## YOUR INSTRUCTIONS
Retype the data below without altering anything.

## LISTED ENTRIES
--- Begin ---
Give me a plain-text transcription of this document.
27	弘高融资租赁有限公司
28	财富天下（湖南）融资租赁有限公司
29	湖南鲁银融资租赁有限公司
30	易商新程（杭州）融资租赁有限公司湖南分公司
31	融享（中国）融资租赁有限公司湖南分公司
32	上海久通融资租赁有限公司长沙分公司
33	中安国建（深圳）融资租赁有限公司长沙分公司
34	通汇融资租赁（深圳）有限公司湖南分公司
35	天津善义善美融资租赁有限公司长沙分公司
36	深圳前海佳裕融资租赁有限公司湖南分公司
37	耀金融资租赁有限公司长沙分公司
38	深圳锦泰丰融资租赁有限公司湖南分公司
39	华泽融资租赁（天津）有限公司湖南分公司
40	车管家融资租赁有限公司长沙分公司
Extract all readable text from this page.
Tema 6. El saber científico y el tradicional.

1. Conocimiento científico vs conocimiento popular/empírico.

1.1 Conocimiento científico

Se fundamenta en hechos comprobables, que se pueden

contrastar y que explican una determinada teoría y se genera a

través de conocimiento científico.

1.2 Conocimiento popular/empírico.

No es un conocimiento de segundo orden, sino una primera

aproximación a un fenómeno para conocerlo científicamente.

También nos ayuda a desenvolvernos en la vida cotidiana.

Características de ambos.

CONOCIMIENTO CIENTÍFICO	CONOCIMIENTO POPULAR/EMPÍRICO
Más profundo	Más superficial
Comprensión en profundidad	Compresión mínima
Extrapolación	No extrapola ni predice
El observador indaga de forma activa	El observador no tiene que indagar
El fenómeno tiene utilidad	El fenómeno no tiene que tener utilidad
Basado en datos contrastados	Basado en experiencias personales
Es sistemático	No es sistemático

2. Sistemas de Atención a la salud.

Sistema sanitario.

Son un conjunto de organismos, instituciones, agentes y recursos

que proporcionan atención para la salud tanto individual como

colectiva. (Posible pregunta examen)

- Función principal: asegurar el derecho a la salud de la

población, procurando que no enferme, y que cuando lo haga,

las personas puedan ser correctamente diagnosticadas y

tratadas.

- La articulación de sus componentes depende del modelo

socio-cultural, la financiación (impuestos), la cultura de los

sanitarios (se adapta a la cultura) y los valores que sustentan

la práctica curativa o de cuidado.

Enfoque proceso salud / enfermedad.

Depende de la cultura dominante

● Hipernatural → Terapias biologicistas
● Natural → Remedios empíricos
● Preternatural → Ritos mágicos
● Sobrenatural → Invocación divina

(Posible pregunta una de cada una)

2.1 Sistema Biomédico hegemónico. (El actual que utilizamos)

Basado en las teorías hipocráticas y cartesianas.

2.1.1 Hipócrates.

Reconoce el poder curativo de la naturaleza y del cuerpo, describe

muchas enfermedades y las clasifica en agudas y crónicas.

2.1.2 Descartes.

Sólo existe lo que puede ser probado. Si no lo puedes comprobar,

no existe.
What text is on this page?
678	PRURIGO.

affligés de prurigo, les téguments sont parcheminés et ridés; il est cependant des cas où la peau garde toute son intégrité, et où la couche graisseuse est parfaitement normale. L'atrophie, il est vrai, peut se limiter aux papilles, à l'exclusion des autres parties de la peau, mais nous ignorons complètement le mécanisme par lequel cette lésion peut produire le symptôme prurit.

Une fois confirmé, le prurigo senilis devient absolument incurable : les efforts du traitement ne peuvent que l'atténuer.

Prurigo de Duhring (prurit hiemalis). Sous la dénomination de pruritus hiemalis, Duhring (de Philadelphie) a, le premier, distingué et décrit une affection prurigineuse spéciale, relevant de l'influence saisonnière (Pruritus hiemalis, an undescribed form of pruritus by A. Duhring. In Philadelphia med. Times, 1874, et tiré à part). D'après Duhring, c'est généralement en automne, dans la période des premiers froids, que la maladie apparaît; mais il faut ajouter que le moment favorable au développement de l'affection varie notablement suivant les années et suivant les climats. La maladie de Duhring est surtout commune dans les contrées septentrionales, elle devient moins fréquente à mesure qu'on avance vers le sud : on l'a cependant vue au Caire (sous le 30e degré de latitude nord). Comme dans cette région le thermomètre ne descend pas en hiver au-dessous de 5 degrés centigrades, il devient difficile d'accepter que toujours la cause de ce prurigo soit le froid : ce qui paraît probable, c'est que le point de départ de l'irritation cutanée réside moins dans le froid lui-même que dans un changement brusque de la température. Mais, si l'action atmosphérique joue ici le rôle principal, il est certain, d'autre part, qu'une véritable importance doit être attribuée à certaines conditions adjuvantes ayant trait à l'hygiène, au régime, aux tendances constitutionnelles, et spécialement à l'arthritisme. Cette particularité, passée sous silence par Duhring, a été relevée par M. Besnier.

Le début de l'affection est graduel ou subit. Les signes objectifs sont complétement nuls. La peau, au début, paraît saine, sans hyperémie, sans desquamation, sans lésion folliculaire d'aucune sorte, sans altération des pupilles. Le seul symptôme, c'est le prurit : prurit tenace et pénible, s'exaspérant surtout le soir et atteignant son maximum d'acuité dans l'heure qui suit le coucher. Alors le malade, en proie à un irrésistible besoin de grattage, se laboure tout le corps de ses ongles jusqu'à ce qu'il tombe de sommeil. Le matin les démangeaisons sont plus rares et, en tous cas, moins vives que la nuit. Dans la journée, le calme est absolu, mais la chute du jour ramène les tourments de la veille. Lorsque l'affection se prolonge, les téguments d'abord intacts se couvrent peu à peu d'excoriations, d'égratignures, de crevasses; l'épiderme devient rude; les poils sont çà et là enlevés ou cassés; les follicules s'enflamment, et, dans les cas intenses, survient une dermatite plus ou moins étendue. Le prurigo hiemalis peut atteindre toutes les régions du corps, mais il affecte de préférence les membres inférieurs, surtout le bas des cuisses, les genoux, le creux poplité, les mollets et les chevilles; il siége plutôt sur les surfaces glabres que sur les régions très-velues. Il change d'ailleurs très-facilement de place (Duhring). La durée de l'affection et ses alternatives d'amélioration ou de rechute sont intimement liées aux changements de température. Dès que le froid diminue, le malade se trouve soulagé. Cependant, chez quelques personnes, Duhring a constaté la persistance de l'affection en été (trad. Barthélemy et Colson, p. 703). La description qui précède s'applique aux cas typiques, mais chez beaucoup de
--- End ---
## ANSWER TO THE TASK
Give me a plain-text transcription of this document.
27	弘高融资租赁有限公司
28	财富天下（湖南）融资租赁有限公司
29	湖南鲁银融资租赁有限公司
30	易商新程（杭州）融资租赁有限公司湖南分公司
31	融享（中国）融资租赁有限公司湖南分公司
32	上海久通融资租赁有限公司长沙分公司
33	中安国建（深圳）融资租赁有限公司长沙分公司
34	通汇融资租赁（深圳）有限公司湖南分公司
35	天津善义善美融资租赁有限公司长沙分公司
36	深圳前海佳裕融资租赁有限公司湖南分公司
37	耀金融资租赁有限公司长沙分公司
38	深圳锦泰丰融资租赁有限公司湖南分公司
39	华泽融资租赁（天津）有限公司湖南分公司
40	车管家融资租赁有限公司长沙分公司
Extract all readable text from this page.
Tema 6. El saber científico y el tradicional.

1. Conocimiento científico vs conocimiento popular/empírico.

1.1 Conocimiento científico

Se fundamenta en hechos comprobables, que se pueden

contrastar y que explican una determinada teoría y se genera a

través de conocimiento científico.

1.2 Conocimiento popular/empírico.

No es un conocimiento de segundo orden, sino una primera

aproximación a un fenómeno para conocerlo científicamente.

También nos ayuda a desenvolvernos en la vida cotidiana.

Características de ambos.

CONOCIMIENTO CIENTÍFICO	CONOCIMIENTO POPULAR/EMPÍRICO
Más profundo	Más superficial
Comprensión en profundidad	Compresión mínima
Extrapolación	No extrapola ni predice
El observador indaga de forma activa	El observador no tiene que indagar
El fenómeno tiene utilidad	El fenómeno no tiene que tener utilidad
Basado en datos contrastados	Basado en experiencias personales
Es sistemático	No es sistemático

2. Sistemas de Atención a la salud.

Sistema sanitario.

Son un conjunto de organismos, instituciones, agentes y recursos

que proporcionan atención para la salud tanto individual como

colectiva. (Posible pregunta examen)

- Función principal: asegurar el derecho a la salud de la

población, procurando que no enferme, y que cuando lo haga,

las personas puedan ser correctamente diagnosticadas y

tratadas.

- La articulación de sus componentes depende del modelo

socio-cultural, la financiación (impuestos), la cultura de los

sanitarios (se adapta a la cultura) y los valores que sustentan

la práctica curativa o de cuidado.

Enfoque proceso salud / enfermedad.

Depende de la cultura dominante

● Hipernatural → Terapias biologicistas
● Natural → Remedios empíricos
● Preternatural → Ritos mágicos
● Sobrenatural → Invocación divina

(Posible pregunta una de cada una)

2.1 Sistema Biomédico hegemónico. (El actual que utilizamos)

Basado en las teorías hipocráticas y cartesianas.

2.1.1 Hipócrates.

Reconoce el poder curativo de la naturaleza y del cuerpo, describe

muchas enfermedades y las clasifica en agudas y crónicas.

2.1.2 Descartes.

Sólo existe lo que puede ser probado. Si no lo puedes comprobar,

no existe.
What text is on this page?
678	PRURIGO.

affligés de prurigo, les téguments sont parcheminés et ridés; il est cependant des cas où la peau garde toute son intégrité, et où la couche graisseuse est parfaitement normale. L'atrophie, il est vrai, peut se limiter aux papilles, à l'exclusion des autres parties de la peau, mais nous ignorons complètement le mécanisme par lequel cette lésion peut produire le symptôme prurit.

Une fois confirmé, le prurigo senilis devient absolument incurable : les efforts du traitement ne peuvent que l'atténuer.

Prurigo de Duhring (prurit hiemalis). Sous la dénomination de pruritus hiemalis, Duhring (de Philadelphie) a, le premier, distingué et décrit une affection prurigineuse spéciale, relevant de l'influence saisonnière (Pruritus hiemalis, an undescribed form of pruritus by A. Duhring. In Philadelphia med. Times, 1874, et tiré à part). D'après Duhring, c'est généralement en automne, dans la période des premiers froids, que la maladie apparaît; mais il faut ajouter que le moment favorable au développement de l'affection varie notablement suivant les années et suivant les climats. La maladie de Duhring est surtout commune dans les contrées septentrionales, elle devient moins fréquente à mesure qu'on avance vers le sud : on l'a cependant vue au Caire (sous le 30e degré de latitude nord). Comme dans cette région le thermomètre ne descend pas en hiver au-dessous de 5 degrés centigrades, il devient difficile d'accepter que toujours la cause de ce prurigo soit le froid : ce qui paraît probable, c'est que le point de départ de l'irritation cutanée réside moins dans le froid lui-même que dans un changement brusque de la température. Mais, si l'action atmosphérique joue ici le rôle principal, il est certain, d'autre part, qu'une véritable importance doit être attribuée à certaines conditions adjuvantes ayant trait à l'hygiène, au régime, aux tendances constitutionnelles, et spécialement à l'arthritisme. Cette particularité, passée sous silence par Duhring, a été relevée par M. Besnier.

Le début de l'affection est graduel ou subit. Les signes objectifs sont complétement nuls. La peau, au début, paraît saine, sans hyperémie, sans desquamation, sans lésion folliculaire d'aucune sorte, sans altération des pupilles. Le seul symptôme, c'est le prurit : prurit tenace et pénible, s'exaspérant surtout le soir et atteignant son maximum d'acuité dans l'heure qui suit le coucher. Alors le malade, en proie à un irrésistible besoin de grattage, se laboure tout le corps de ses ongles jusqu'à ce qu'il tombe de sommeil. Le matin les démangeaisons sont plus rares et, en tous cas, moins vives que la nuit. Dans la journée, le calme est absolu, mais la chute du jour ramène les tourments de la veille. Lorsque l'affection se prolonge, les téguments d'abord intacts se couvrent peu à peu d'excoriations, d'égratignures, de crevasses; l'épiderme devient rude; les poils sont çà et là enlevés ou cassés; les follicules s'enflamment, et, dans les cas intenses, survient une dermatite plus ou moins étendue. Le prurigo hiemalis peut atteindre toutes les régions du corps, mais il affecte de préférence les membres inférieurs, surtout le bas des cuisses, les genoux, le creux poplité, les mollets et les chevilles; il siége plutôt sur les surfaces glabres que sur les régions très-velues. Il change d'ailleurs très-facilement de place (Duhring). La durée de l'affection et ses alternatives d'amélioration ou de rechute sont intimement liées aux changements de température. Dès que le froid diminue, le malade se trouve soulagé. Cependant, chez quelques personnes, Duhring a constaté la persistance de l'affection en été (trad. Barthélemy et Colson, p. 703). La description qui précède s'applique aux cas typiques, mais chez beaucoup de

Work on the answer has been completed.